Reply with one number only: the count of lines below that contain the word "John".

++++++++

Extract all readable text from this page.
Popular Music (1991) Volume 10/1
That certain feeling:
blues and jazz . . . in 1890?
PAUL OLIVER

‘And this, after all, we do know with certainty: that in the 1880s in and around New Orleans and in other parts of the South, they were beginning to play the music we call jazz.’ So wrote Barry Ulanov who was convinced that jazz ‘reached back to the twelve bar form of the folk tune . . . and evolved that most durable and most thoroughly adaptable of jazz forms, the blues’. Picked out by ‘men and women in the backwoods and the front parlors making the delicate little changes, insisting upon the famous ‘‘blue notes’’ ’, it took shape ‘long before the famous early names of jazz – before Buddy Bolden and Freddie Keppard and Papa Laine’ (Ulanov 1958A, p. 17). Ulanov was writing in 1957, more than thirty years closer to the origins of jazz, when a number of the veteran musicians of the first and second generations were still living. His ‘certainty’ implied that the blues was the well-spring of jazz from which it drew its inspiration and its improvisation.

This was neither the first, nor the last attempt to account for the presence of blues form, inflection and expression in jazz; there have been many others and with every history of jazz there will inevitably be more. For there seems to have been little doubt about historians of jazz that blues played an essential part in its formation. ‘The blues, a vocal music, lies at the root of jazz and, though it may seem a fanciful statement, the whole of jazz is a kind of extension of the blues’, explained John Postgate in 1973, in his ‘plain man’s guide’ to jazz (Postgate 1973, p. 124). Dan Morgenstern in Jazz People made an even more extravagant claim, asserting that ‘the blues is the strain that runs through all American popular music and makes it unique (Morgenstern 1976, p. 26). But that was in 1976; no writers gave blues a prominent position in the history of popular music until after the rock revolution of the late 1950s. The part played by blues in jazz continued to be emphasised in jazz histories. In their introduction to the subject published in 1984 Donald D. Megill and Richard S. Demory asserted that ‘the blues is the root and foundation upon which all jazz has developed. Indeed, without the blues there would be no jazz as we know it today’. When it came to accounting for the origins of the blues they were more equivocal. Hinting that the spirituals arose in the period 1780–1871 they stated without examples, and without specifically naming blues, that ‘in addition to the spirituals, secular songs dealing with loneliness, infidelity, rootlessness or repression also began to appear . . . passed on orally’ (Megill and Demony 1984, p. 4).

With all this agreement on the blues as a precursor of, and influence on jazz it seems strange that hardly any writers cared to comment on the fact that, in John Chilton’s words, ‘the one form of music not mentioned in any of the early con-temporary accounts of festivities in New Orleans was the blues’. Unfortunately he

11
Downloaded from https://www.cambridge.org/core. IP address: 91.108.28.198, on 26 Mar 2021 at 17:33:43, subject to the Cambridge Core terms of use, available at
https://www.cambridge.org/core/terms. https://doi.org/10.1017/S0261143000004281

++++++++

Task answer -
2